======== Data entries

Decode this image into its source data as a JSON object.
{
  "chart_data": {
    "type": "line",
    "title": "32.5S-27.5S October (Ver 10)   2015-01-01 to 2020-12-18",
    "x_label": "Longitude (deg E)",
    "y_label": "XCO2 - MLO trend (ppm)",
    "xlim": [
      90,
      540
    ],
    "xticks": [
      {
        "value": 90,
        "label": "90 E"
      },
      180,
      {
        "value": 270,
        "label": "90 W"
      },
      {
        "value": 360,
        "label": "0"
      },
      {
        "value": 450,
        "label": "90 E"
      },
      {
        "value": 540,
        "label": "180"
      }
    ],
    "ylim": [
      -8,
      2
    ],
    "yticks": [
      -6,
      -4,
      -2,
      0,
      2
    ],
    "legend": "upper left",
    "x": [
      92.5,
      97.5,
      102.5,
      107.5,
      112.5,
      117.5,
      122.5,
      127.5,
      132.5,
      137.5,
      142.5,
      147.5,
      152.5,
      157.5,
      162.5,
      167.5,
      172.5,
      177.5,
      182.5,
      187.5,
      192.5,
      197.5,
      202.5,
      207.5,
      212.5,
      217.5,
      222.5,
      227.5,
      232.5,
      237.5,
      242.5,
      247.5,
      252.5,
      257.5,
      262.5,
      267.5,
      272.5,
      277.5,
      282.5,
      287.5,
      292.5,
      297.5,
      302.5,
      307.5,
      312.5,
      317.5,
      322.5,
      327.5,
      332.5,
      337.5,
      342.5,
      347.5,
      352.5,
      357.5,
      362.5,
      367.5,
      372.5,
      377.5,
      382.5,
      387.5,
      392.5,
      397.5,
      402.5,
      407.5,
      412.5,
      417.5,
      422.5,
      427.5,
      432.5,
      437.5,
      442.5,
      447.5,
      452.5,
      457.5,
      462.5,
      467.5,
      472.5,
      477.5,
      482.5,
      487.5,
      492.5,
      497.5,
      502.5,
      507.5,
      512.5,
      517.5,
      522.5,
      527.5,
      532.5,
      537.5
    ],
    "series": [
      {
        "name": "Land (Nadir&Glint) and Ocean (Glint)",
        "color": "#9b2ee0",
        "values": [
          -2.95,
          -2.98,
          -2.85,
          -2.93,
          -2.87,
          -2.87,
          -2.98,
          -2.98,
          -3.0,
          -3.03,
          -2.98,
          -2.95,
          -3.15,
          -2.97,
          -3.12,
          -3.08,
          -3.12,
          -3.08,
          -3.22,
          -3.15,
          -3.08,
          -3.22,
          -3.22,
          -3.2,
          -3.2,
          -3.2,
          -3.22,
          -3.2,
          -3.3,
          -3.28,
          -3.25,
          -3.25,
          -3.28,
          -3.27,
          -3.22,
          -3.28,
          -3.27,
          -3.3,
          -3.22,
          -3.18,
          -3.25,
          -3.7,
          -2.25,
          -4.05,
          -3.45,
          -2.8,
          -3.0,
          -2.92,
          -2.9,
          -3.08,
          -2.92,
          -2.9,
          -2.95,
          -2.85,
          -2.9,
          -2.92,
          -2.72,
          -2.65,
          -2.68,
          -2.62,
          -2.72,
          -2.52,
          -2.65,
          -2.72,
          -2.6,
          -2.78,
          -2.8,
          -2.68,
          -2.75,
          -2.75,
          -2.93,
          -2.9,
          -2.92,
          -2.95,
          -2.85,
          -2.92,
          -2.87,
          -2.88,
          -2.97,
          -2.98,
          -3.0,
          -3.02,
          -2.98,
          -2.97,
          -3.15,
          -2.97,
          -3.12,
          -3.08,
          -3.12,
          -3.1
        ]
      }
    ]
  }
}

================

## Short exercise:
Retype every entry word for word.

## Written answer:
Decode this image into its source data as a JSON object.
{
  "chart_data": {
    "type": "line",
    "title": "32.5S-27.5S October (Ver 10)   2015-01-01 to 2020-12-18",
    "x_label": "Longitude (deg E)",
    "y_label": "XCO2 - MLO trend (ppm)",
    "xlim": [
      90,
      540
    ],
    "xticks": [
      {
        "value": 90,
        "label": "90 E"
      },
      180,
      {
        "value": 270,
        "label": "90 W"
      },
      {
        "value": 360,
        "label": "0"
      },
      {
        "value": 450,
        "label": "90 E"
      },
      {
        "value": 540,
        "label": "180"
      }
    ],
    "ylim": [
      -8,
      2
    ],
    "yticks": [
      -6,
      -4,
      -2,
      0,
      2
    ],
    "legend": "upper left",
    "x": [
      92.5,
      97.5,
      102.5,
      107.5,
      112.5,
      117.5,
      122.5,
      127.5,
      132.5,
      137.5,
      142.5,
      147.5,
      152.5,
      157.5,
      162.5,
      167.5,
      172.5,
      177.5,
      182.5,
      187.5,
      192.5,
      197.5,
      202.5,
      207.5,
      212.5,
      217.5,
      222.5,
      227.5,
      232.5,
      237.5,
      242.5,
      247.5,
      252.5,
      257.5,
      262.5,
      267.5,
      272.5,
      277.5,
      282.5,
      287.5,
      292.5,
      297.5,
      302.5,
      307.5,
      312.5,
      317.5,
      322.5,
      327.5,
      332.5,
      337.5,
      342.5,
      347.5,
      352.5,
      357.5,
      362.5,
      367.5,
      372.5,
      377.5,
      382.5,
      387.5,
      392.5,
      397.5,
      402.5,
      407.5,
      412.5,
      417.5,
      422.5,
      427.5,
      432.5,
      437.5,
      442.5,
      447.5,
      452.5,
      457.5,
      462.5,
      467.5,
      472.5,
      477.5,
      482.5,
      487.5,
      492.5,
      497.5,
      502.5,
      507.5,
      512.5,
      517.5,
      522.5,
      527.5,
      532.5,
      537.5
    ],
    "series": [
      {
        "name": "Land (Nadir&Glint) and Ocean (Glint)",
        "color": "#9b2ee0",
        "values": [
          -2.95,
          -2.98,
          -2.85,
          -2.93,
          -2.87,
          -2.87,
          -2.98,
          -2.98,
          -3.0,
          -3.03,
          -2.98,
          -2.95,
          -3.15,
          -2.97,
          -3.12,
          -3.08,
          -3.12,
          -3.08,
          -3.22,
          -3.15,
          -3.08,
          -3.22,
          -3.22,
          -3.2,
          -3.2,
          -3.2,
          -3.22,
          -3.2,
          -3.3,
          -3.28,
          -3.25,
          -3.25,
          -3.28,
          -3.27,
          -3.22,
          -3.28,
          -3.27,
          -3.3,
          -3.22,
          -3.18,
          -3.25,
          -3.7,
          -2.25,
          -4.05,
          -3.45,
          -2.8,
          -3.0,
          -2.92,
          -2.9,
          -3.08,
          -2.92,
          -2.9,
          -2.95,
          -2.85,
          -2.9,
          -2.92,
          -2.72,
          -2.65,
          -2.68,
          -2.62,
          -2.72,
          -2.52,
          -2.65,
          -2.72,
          -2.6,
          -2.78,
          -2.8,
          -2.68,
          -2.75,
          -2.75,
          -2.93,
          -2.9,
          -2.92,
          -2.95,
          -2.85,
          -2.92,
          -2.87,
          -2.88,
          -2.97,
          -2.98,
          -3.0,
          -3.02,
          -2.98,
          -2.97,
          -3.15,
          -2.97,
          -3.12,
          -3.08,
          -3.12,
          -3.1
        ]
      }
    ]
  }
}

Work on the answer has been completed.